The task: Find every line in the records below that holds the word "images" and copy it.

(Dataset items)
— BEGIN —

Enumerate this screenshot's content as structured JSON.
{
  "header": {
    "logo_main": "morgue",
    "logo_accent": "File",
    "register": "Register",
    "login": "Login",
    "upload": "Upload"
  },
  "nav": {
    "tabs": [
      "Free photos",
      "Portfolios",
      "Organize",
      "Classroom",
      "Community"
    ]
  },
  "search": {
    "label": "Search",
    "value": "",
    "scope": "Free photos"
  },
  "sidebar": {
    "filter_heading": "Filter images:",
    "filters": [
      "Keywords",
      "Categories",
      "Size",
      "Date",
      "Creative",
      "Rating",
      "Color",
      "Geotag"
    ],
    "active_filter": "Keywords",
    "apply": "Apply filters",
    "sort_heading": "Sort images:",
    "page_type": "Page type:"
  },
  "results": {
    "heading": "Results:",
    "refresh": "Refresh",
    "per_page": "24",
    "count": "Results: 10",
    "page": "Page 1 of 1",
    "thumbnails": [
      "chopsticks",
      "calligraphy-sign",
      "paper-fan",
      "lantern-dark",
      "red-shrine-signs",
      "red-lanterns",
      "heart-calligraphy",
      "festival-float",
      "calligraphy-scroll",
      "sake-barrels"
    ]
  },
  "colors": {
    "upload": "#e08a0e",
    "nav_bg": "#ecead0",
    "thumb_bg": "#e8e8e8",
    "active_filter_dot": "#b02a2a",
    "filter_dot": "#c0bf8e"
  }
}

— END —

Output for this exercise:
    "filter_heading": "Filter images:",
    "sort_heading": "Sort images:",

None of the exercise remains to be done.